(Data excerpts)

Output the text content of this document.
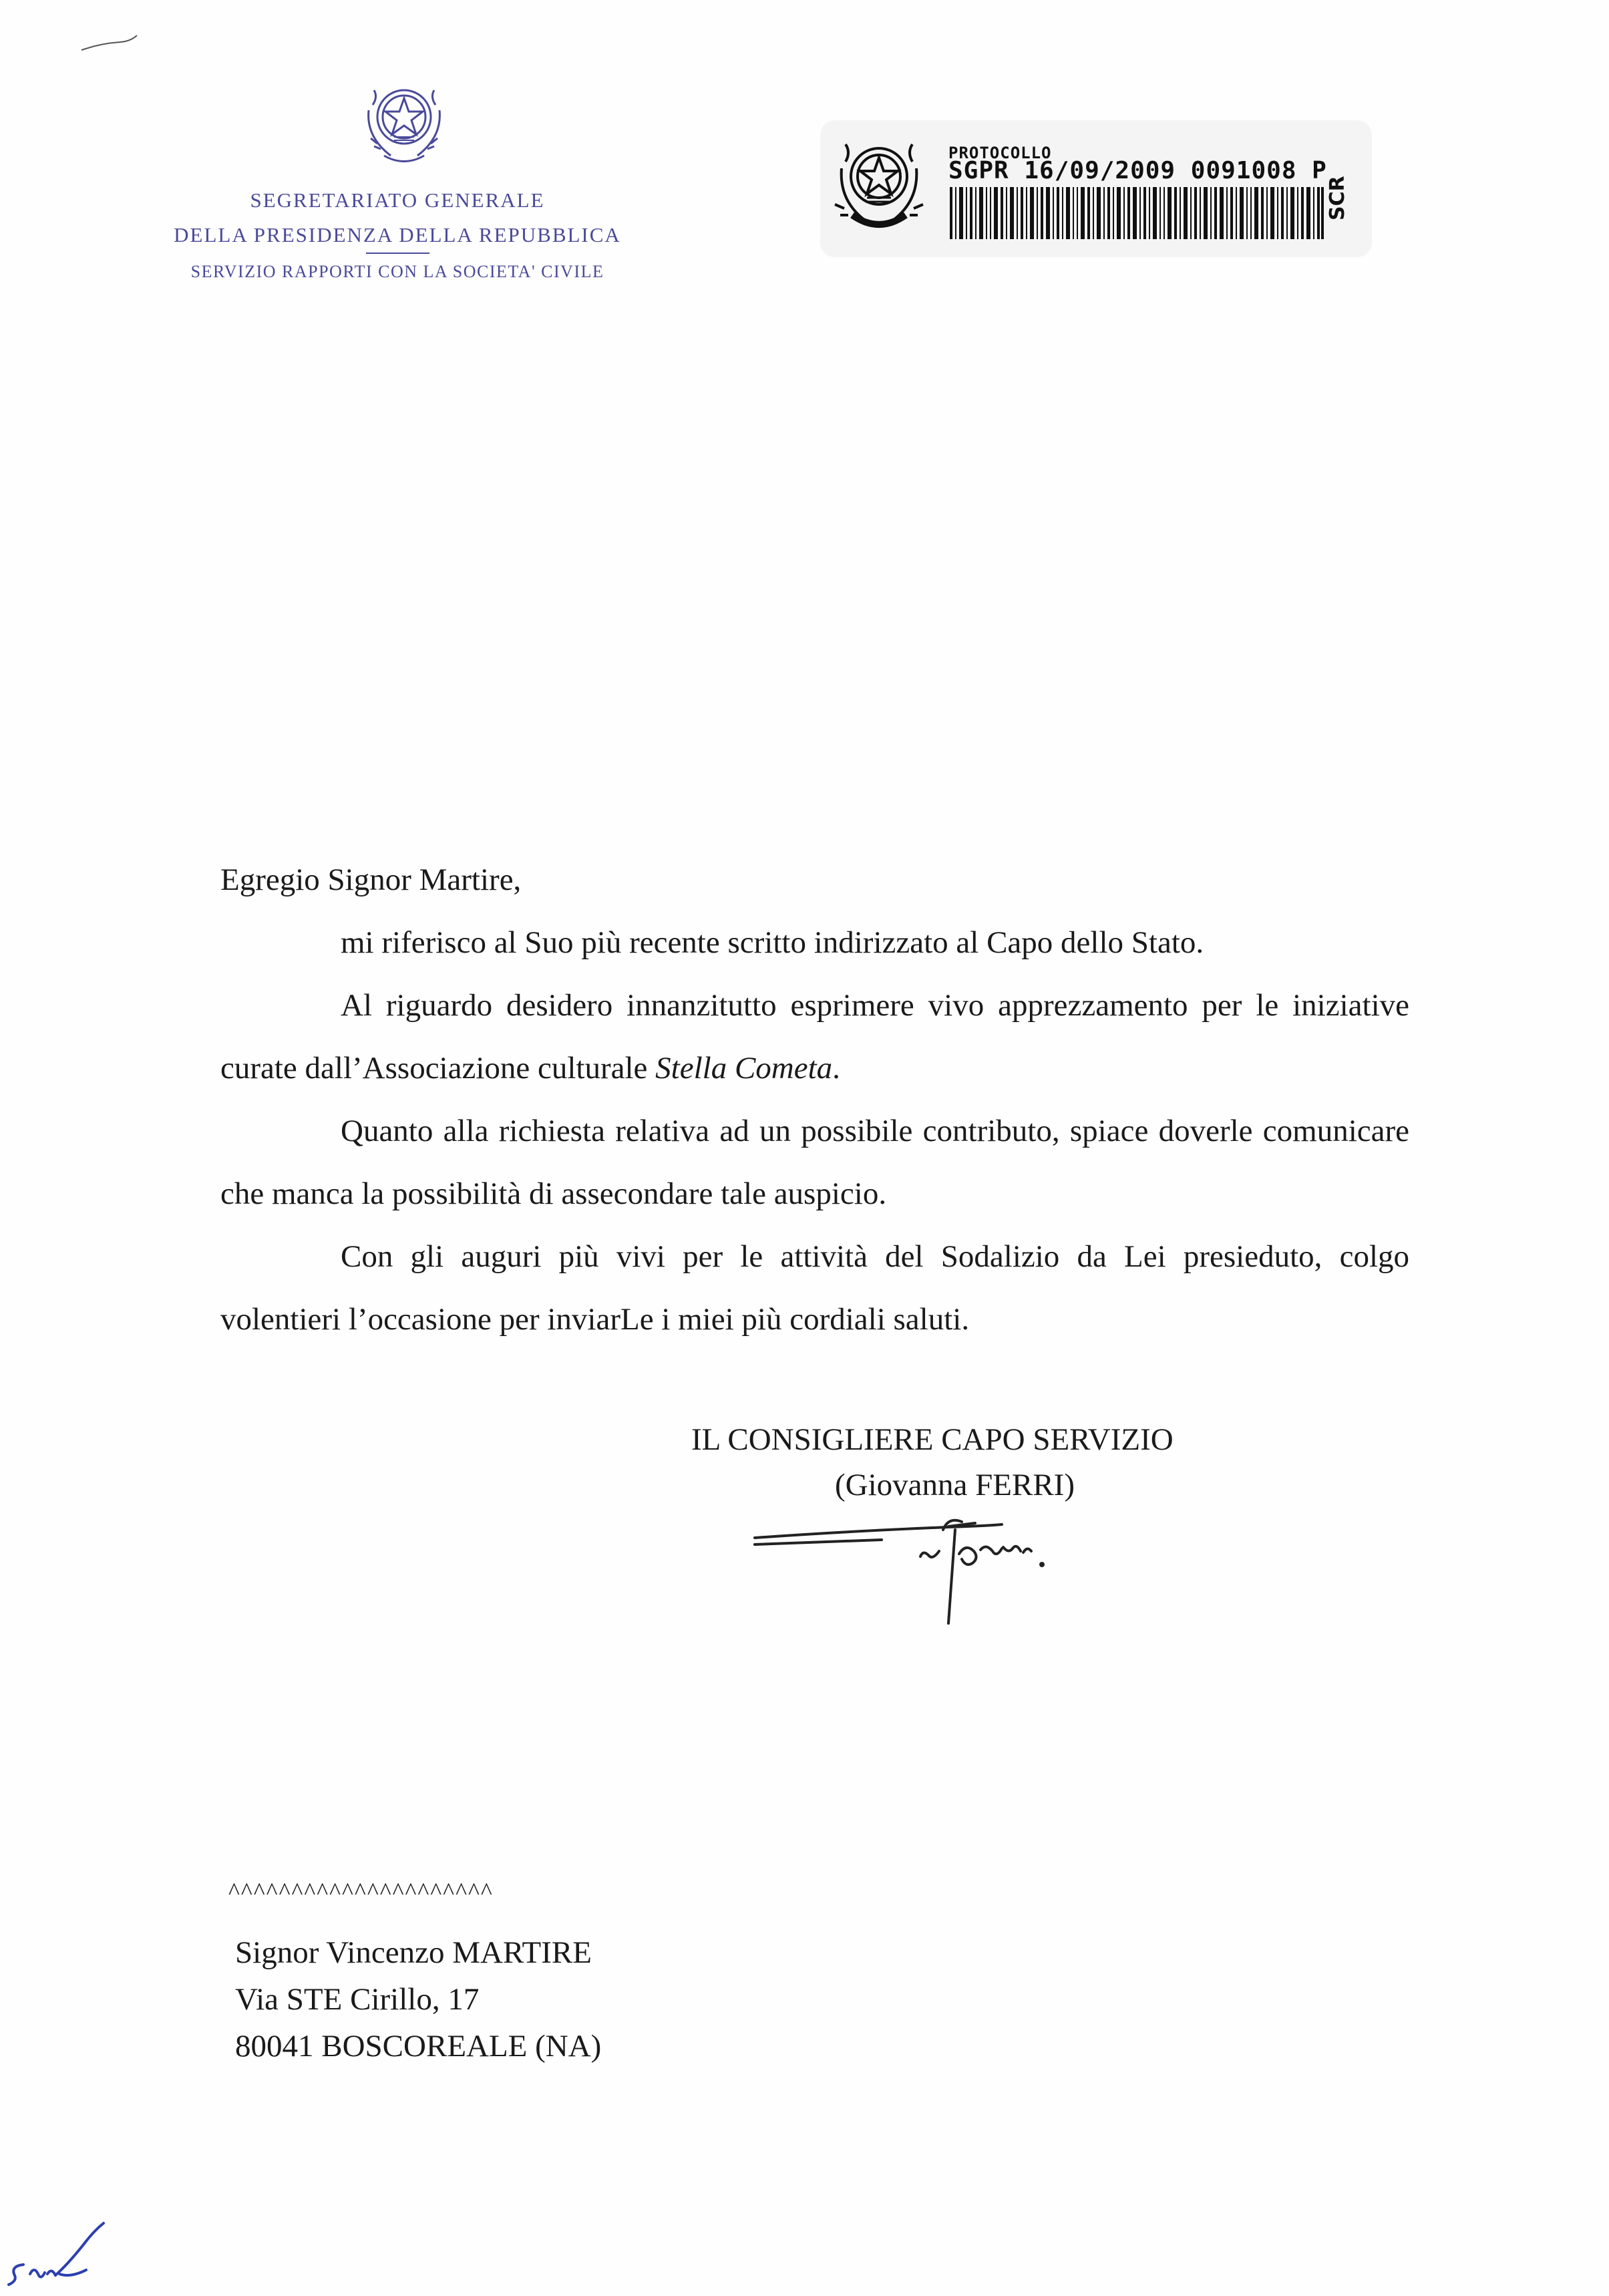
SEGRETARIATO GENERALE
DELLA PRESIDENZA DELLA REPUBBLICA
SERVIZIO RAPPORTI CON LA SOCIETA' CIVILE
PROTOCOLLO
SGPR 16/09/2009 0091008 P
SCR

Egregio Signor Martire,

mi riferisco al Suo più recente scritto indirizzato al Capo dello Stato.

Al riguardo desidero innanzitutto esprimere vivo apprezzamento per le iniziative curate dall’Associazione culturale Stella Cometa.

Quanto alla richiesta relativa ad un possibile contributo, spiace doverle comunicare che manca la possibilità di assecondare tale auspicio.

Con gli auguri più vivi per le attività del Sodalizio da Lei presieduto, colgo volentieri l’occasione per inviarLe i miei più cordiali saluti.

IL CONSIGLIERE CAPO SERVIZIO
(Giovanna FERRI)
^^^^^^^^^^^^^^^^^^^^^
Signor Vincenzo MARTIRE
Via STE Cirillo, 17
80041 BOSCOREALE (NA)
...
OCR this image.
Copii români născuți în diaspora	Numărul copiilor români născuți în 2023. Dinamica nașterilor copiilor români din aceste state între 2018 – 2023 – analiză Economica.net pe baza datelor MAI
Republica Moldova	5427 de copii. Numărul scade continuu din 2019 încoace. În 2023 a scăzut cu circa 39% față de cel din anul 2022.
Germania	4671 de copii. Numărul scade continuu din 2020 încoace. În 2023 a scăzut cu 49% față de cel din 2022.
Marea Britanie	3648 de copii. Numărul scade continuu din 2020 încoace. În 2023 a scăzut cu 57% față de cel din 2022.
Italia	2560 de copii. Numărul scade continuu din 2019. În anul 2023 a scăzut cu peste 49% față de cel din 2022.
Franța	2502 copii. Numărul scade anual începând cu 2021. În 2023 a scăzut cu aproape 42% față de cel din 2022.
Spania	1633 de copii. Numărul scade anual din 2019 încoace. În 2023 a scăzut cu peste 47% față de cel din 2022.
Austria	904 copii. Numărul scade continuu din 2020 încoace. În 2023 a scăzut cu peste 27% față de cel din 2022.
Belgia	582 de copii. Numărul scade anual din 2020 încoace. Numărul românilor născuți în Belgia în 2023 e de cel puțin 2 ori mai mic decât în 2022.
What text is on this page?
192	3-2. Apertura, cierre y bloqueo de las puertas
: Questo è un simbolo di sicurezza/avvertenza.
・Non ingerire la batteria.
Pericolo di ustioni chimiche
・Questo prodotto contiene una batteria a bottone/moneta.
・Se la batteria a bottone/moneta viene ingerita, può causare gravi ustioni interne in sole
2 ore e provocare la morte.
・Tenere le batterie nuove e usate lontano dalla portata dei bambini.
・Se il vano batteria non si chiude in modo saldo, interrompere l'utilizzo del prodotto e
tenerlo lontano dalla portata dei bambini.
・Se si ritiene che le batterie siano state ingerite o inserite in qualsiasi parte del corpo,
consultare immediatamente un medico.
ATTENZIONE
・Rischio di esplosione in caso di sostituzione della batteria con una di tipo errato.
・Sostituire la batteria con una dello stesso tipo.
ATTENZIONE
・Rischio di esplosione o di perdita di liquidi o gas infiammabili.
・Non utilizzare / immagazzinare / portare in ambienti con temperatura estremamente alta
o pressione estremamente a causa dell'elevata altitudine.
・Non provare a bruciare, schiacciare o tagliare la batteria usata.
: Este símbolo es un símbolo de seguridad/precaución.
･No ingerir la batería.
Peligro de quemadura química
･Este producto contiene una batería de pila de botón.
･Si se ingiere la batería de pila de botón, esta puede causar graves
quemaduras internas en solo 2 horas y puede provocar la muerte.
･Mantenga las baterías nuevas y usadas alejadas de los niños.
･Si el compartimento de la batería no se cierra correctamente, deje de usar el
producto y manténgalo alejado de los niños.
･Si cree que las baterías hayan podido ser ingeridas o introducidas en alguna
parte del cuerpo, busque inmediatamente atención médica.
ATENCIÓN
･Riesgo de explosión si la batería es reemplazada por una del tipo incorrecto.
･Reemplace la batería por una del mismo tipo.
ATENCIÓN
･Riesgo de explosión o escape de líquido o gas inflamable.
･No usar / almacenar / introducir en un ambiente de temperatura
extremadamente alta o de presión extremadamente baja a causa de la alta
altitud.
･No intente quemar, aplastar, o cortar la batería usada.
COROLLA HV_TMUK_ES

What to produce -
Collect the complete line wherever the string "bottone" appears in the records.

Solution to this problem -
・Questo prodotto contiene una batteria a bottone/moneta.
・Se la batteria a bottone/moneta viene ingerita, può causare gravi ustioni interne in sole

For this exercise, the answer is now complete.